Include no pictures. Output exactly the lines from the one that contains "OCR this image." through the final line of the entries.

■ **Recorded data**:
⟨
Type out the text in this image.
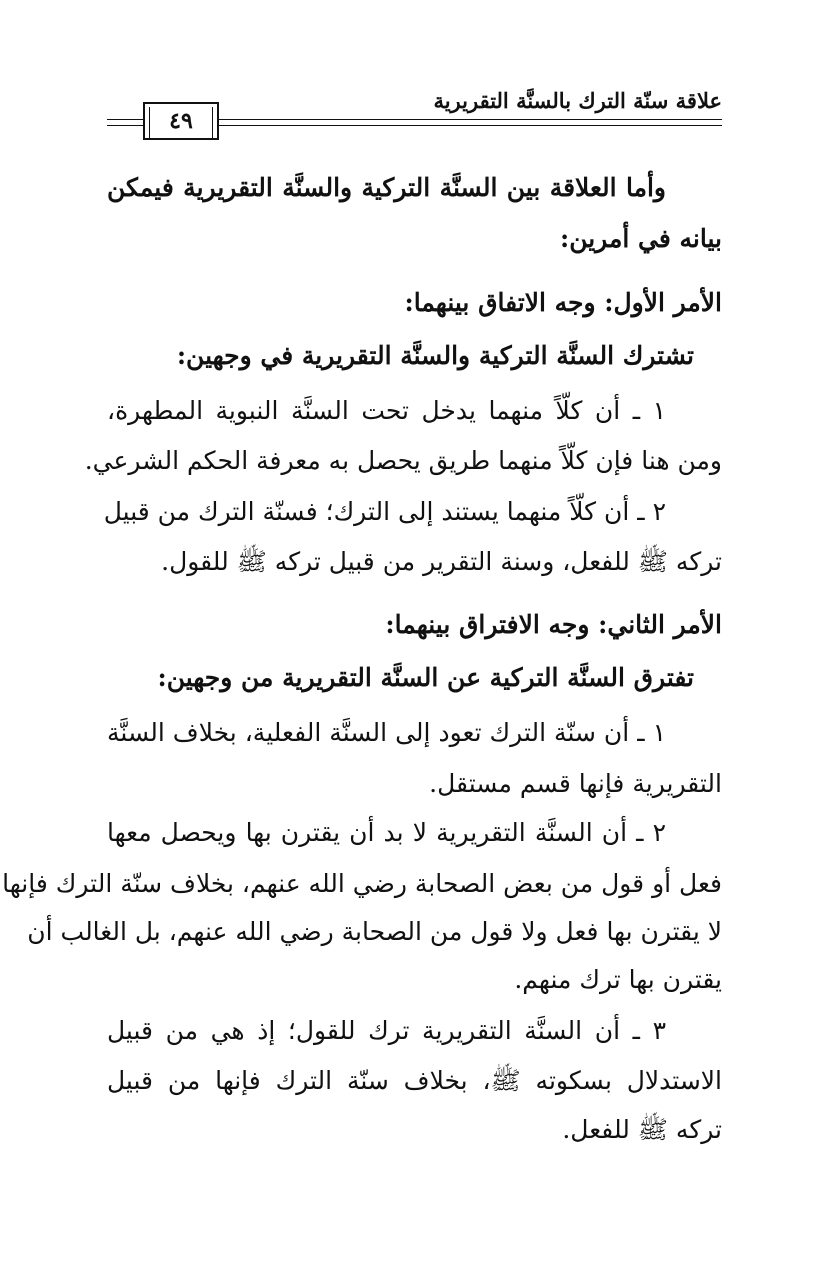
علاقة سنّة الترك بالسنَّة التقريرية
٤٩
وأما العلاقة بين السنَّة التركية والسنَّة التقريرية فيمكن
بيانه في أمرين:
الأمر الأول: وجه الاتفاق بينهما:
تشترك السنَّة التركية والسنَّة التقريرية في وجهين:
١ ـ أن كلّاً منهما يدخل تحت السنَّة النبوية المطهرة،
ومن هنا فإن كلّاً منهما طريق يحصل به معرفة الحكم الشرعي.
٢ ـ أن كلّاً منهما يستند إلى الترك؛ فسنّة الترك من قبيل
تركه ﷺ للفعل، وسنة التقرير من قبيل تركه ﷺ للقول.
الأمر الثاني: وجه الافتراق بينهما:
تفترق السنَّة التركية عن السنَّة التقريرية من وجهين:
١ ـ أن سنّة الترك تعود إلى السنَّة الفعلية، بخلاف السنَّة
التقريرية فإنها قسم مستقل.
٢ ـ أن السنَّة التقريرية لا بد أن يقترن بها ويحصل معها
فعل أو قول من بعض الصحابة رضي الله عنهم، بخلاف سنّة الترك فإنها
لا يقترن بها فعل ولا قول من الصحابة رضي الله عنهم، بل الغالب أن
يقترن بها ترك منهم.
٣ ـ أن السنَّة التقريرية ترك للقول؛ إذ هي من قبيل
الاستدلال بسكوته ﷺ، بخلاف سنّة الترك فإنها من قبيل
تركه ﷺ للفعل.
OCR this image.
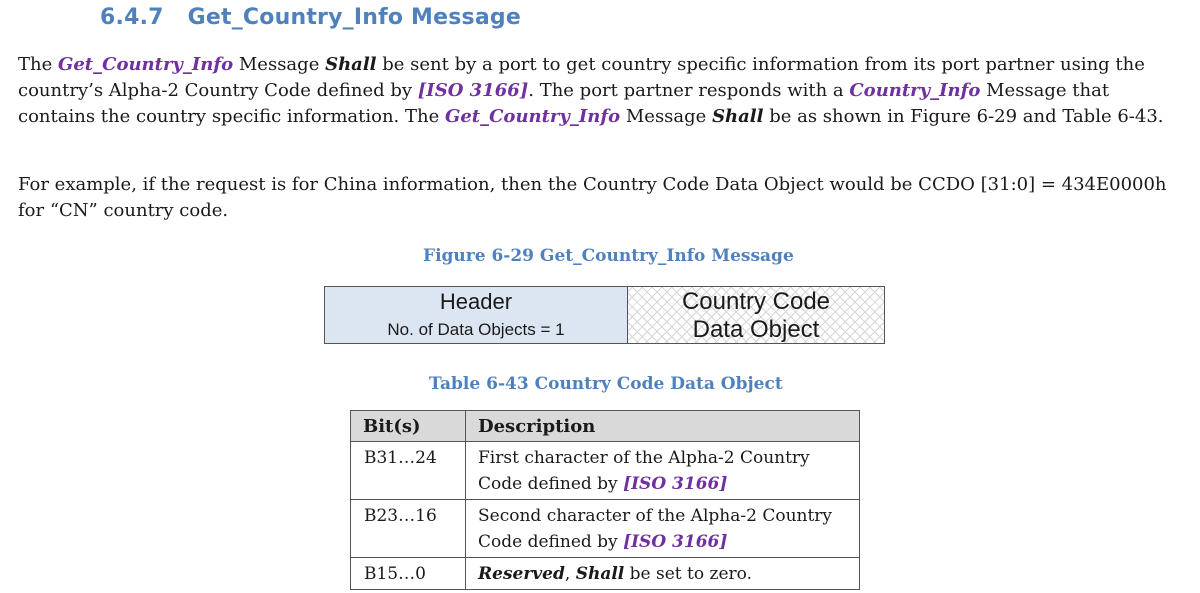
6.4.7 Get_Country_Info Message

The Get_Country_Info Message Shall be sent by a port to get country specific information from its port partner using the country’s Alpha-2 Country Code defined by [ISO 3166]. The port partner responds with a Country_Info Message that contains the country specific information. The Get_Country_Info Message Shall be as shown in Figure 6-29 and Table 6-43.

For example, if the request is for China information, then the Country Code Data Object would be CCDO [31:0] = 434E0000h for “CN” country code.

Figure 6-29 Get_Country_Info Message

Header
No. of Data Objects = 1
Country Code
Data Object

Table 6-43 Country Code Data Object

Bit(s)	Description
B31…24	First character of the Alpha-2 Country Code defined by [ISO 3166]
B23…16	Second character of the Alpha-2 Country Code defined by [ISO 3166]
B15…0	Reserved, Shall be set to zero.
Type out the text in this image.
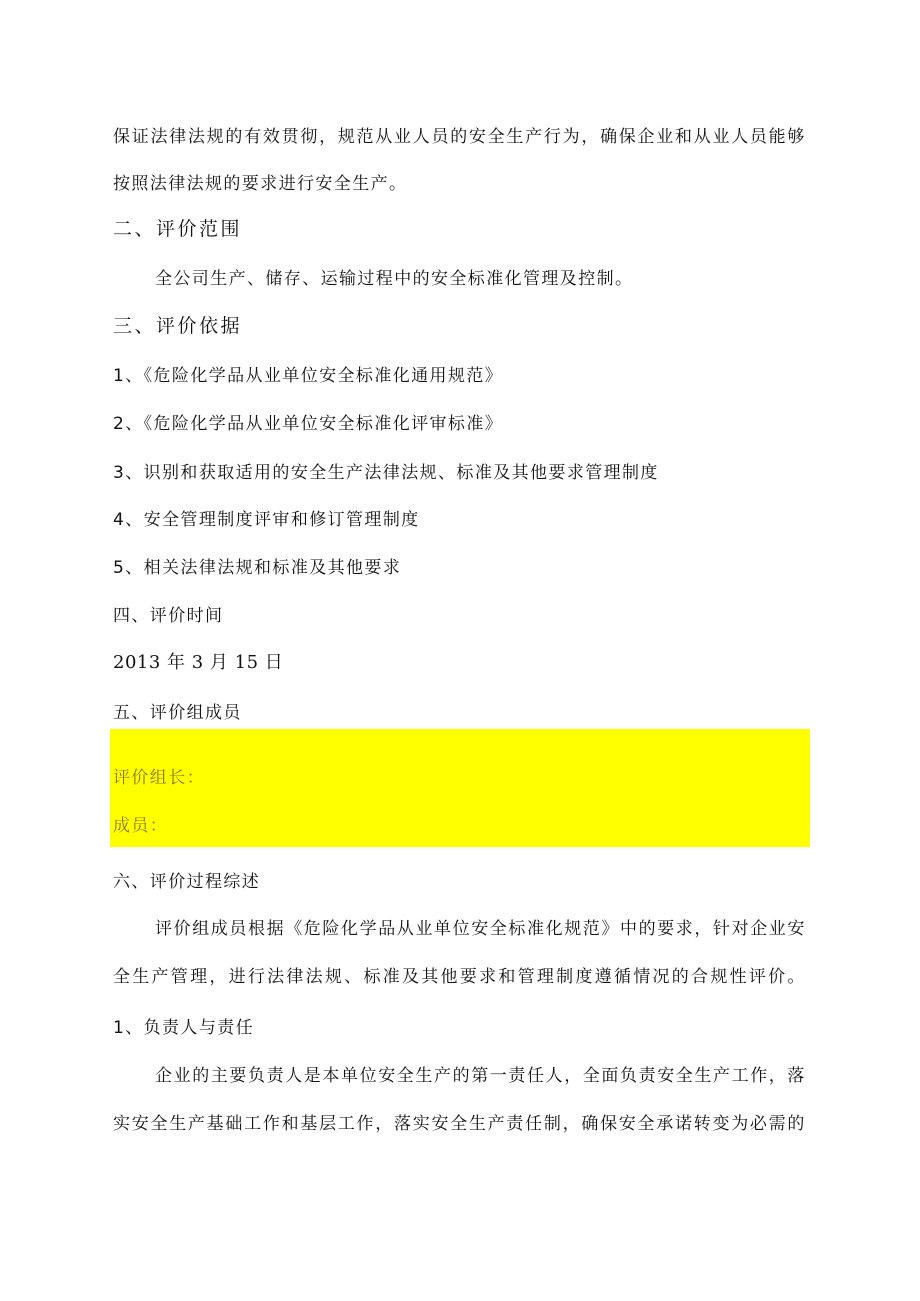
保证法律法规的有效贯彻，规范从业人员的安全生产行为，确保企业和从业人员能够
按照法律法规的要求进行安全生产。
二、评价范围
全公司生产、储存、运输过程中的安全标准化管理及控制。
三、评价依据
1、《危险化学品从业单位安全标准化通用规范》
2、《危险化学品从业单位安全标准化评审标准》
3、识别和获取适用的安全生产法律法规、标准及其他要求管理制度
4、安全管理制度评审和修订管理制度
5、相关法律法规和标准及其他要求
四、评价时间
2013 年 3 月 15 日
五、评价组成员
评价组长：
成员：
六、评价过程综述
评价组成员根据《危险化学品从业单位安全标准化规范》中的要求，针对企业安
全生产管理，进行法律法规、标准及其他要求和管理制度遵循情况的合规性评价。
1、负责人与责任
企业的主要负责人是本单位安全生产的第一责任人，全面负责安全生产工作，落
实安全生产基础工作和基层工作，落实安全生产责任制，确保安全承诺转变为必需的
⟩
■ **SOLUTION TO THIS TASK**:
OCR this image.
6.4.7 Get_Country_Info Message

The Get_Country_Info Message Shall be sent by a port to get country specific information from its port partner using the country’s Alpha-2 Country Code defined by [ISO 3166]. The port partner responds with a Country_Info Message that contains the country specific information. The Get_Country_Info Message Shall be as shown in Figure 6-29 and Table 6-43.

For example, if the request is for China information, then the Country Code Data Object would be CCDO [31:0] = 434E0000h for “CN” country code.

Figure 6-29 Get_Country_Info Message

Header
No. of Data Objects = 1
Country Code
Data Object

Table 6-43 Country Code Data Object

Bit(s)	Description
B31…24	First character of the Alpha-2 Country Code defined by [ISO 3166]
B23…16	Second character of the Alpha-2 Country Code defined by [ISO 3166]
B15…0	Reserved, Shall be set to zero.
Type out the text in this image.
保证法律法规的有效贯彻，规范从业人员的安全生产行为，确保企业和从业人员能够
按照法律法规的要求进行安全生产。
二、评价范围
全公司生产、储存、运输过程中的安全标准化管理及控制。
三、评价依据
1、《危险化学品从业单位安全标准化通用规范》
2、《危险化学品从业单位安全标准化评审标准》
3、识别和获取适用的安全生产法律法规、标准及其他要求管理制度
4、安全管理制度评审和修订管理制度
5、相关法律法规和标准及其他要求
四、评价时间
2013 年 3 月 15 日
五、评价组成员
评价组长：
成员：
六、评价过程综述
评价组成员根据《危险化学品从业单位安全标准化规范》中的要求，针对企业安
全生产管理，进行法律法规、标准及其他要求和管理制度遵循情况的合规性评价。
1、负责人与责任
企业的主要负责人是本单位安全生产的第一责任人，全面负责安全生产工作，落
实安全生产基础工作和基层工作，落实安全生产责任制，确保安全承诺转变为必需的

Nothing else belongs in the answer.